● WHAT THIS TASK INVOLVES:
Decide whether each statement below agrees with the post about Start-Job that follows. Answer yes or no for each, and quote the exact words from the post that settle it.
(a) The writer uses Start-Job only rarely in scripting.
(b) The writer's current workplace has about 17,000 computer objects.
(c) Searching Google and the MS pwsh site turned up a hard limit on how many jobs can run.
[Opening GIVEN PASSAGE section]
Fun with Start-Job... Lots of 'em
I use the cmdlet Start-Job and the parameter -AsJob pretty often in scripting. If I have a lot of iterative processing, then assigning each iteration to its own job really saves a lot of time. Say I have to check every computer object in AD for some property, doing each check as a job in parallel instead of serial can make a huge difference. Just for context, where I work at the moment there's something like 17,000 computer objects.
Then I thought today, what's the upper limit? Google and the MS pwsh site did not lead me to a hard limit of how many jobs could be run consecutively. You would think it would be like 64, 256 - something like that. So that leaves me 2 items I want to figure out - is there an actual limit where the pwsh engine will stop creating new jobs until older ones are closed, and is there a functional limit aka can I crash my computer?
[Closing GIVEN PASSAGE section]
[Opening DATASET ENTRIES section]
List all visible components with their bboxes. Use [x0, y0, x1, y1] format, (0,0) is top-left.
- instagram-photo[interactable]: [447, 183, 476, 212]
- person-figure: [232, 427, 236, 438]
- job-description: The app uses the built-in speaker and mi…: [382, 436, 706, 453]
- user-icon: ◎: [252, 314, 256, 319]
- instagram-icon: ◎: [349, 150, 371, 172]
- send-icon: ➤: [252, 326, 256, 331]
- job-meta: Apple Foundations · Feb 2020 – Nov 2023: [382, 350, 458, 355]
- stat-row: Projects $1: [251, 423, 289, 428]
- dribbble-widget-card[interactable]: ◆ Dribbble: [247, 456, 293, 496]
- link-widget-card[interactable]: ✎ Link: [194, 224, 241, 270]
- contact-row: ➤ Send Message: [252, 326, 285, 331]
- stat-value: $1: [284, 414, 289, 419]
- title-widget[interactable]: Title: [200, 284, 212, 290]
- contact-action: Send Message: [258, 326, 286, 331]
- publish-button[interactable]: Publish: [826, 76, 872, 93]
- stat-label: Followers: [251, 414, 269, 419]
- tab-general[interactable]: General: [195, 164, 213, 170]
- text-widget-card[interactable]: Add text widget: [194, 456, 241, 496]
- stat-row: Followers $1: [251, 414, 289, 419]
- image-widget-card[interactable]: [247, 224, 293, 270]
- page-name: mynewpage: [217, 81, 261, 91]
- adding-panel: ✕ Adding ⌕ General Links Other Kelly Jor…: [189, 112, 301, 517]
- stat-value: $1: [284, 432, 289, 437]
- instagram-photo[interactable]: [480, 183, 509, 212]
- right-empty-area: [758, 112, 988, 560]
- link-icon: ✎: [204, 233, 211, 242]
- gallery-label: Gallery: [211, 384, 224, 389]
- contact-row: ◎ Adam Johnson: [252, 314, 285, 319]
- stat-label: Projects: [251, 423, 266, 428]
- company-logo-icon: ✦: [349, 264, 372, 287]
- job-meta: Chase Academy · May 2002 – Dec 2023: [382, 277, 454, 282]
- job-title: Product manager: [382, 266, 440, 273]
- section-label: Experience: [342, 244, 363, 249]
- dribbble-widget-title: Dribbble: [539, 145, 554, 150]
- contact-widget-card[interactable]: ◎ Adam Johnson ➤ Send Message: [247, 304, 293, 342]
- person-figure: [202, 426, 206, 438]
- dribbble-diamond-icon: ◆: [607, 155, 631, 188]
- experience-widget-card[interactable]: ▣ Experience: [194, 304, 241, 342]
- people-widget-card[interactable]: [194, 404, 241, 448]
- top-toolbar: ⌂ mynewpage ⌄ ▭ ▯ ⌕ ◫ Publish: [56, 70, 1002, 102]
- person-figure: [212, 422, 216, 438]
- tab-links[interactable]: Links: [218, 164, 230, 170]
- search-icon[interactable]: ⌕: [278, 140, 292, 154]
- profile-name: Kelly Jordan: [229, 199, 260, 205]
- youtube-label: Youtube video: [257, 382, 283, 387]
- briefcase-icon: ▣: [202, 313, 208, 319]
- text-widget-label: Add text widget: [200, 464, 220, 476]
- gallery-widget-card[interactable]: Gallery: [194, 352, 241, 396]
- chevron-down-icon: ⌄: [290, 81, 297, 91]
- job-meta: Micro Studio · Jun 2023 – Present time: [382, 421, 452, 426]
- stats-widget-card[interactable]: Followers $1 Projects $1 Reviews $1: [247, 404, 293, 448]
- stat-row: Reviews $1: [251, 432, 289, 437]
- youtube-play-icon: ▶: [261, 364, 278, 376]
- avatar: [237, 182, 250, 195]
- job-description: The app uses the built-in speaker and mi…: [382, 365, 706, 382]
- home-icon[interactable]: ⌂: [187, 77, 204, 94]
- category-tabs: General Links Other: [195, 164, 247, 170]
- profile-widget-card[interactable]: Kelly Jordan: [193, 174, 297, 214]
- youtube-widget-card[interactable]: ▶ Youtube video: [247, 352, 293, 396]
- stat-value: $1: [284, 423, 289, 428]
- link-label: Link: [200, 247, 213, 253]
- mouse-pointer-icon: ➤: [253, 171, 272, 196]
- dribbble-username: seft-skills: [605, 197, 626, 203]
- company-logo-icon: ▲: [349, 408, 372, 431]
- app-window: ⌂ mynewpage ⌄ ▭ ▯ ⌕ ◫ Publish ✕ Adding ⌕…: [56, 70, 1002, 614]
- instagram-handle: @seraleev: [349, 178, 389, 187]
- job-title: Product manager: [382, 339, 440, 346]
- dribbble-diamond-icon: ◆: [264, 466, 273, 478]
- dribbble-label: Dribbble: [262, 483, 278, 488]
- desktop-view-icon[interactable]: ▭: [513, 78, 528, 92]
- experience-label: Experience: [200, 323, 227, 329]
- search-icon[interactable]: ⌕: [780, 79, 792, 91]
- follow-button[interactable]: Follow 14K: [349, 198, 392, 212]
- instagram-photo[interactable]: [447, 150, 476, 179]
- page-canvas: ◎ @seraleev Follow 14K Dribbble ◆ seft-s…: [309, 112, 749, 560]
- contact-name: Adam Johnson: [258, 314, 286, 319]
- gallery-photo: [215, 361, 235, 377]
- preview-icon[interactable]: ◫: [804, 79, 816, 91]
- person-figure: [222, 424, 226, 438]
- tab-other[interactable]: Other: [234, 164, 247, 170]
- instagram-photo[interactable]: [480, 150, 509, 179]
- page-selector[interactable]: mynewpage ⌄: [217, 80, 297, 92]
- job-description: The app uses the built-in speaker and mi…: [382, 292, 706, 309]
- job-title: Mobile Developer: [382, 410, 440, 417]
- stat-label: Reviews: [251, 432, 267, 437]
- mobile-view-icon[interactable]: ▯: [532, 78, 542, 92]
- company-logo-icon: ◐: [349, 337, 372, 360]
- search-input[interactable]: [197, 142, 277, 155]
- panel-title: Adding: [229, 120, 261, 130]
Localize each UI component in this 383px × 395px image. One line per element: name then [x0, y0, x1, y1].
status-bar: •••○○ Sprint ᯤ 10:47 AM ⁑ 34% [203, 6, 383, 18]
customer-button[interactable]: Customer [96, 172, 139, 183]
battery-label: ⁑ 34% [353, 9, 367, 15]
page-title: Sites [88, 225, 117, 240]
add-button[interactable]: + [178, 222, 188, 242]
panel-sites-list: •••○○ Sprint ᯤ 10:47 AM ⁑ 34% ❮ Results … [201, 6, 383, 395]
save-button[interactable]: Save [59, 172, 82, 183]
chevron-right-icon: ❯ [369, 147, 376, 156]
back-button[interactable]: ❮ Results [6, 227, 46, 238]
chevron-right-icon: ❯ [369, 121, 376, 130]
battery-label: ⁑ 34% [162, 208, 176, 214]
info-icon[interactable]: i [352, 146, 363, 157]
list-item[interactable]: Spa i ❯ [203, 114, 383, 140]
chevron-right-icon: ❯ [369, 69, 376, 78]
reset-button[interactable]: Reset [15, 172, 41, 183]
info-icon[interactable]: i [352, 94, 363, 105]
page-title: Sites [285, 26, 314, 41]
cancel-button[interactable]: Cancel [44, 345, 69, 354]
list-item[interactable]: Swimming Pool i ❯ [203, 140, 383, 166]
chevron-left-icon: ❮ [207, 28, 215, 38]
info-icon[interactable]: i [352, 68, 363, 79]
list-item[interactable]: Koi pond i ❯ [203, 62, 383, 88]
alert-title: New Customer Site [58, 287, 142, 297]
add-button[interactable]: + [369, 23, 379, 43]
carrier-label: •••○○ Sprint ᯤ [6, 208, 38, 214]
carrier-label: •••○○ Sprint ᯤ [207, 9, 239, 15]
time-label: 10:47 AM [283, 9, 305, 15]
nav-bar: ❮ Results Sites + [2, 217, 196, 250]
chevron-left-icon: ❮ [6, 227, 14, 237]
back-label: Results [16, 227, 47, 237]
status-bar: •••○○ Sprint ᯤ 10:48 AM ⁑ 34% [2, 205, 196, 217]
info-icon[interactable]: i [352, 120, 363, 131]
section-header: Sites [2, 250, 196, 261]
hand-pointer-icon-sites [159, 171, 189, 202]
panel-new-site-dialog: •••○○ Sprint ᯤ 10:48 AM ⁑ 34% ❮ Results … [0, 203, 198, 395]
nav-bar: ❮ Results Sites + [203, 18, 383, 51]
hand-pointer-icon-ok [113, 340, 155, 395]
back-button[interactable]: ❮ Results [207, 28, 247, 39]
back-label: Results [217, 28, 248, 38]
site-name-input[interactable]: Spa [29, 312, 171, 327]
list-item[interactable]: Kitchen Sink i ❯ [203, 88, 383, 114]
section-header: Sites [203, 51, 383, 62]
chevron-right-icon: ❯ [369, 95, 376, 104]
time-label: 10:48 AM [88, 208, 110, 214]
[Closing DATASET ENTRIES section]
● RESPONSE TO THE TASK:
(a) No: "I use the cmdlet Start-Job and the parameter -AsJob pretty often in scripting."
(b) Yes: "where I work at the moment there's something like 17,000 computer objects."
(c) No: "Google and the MS pwsh site did not lead me to a hard limit of how many jobs could be run consecutively."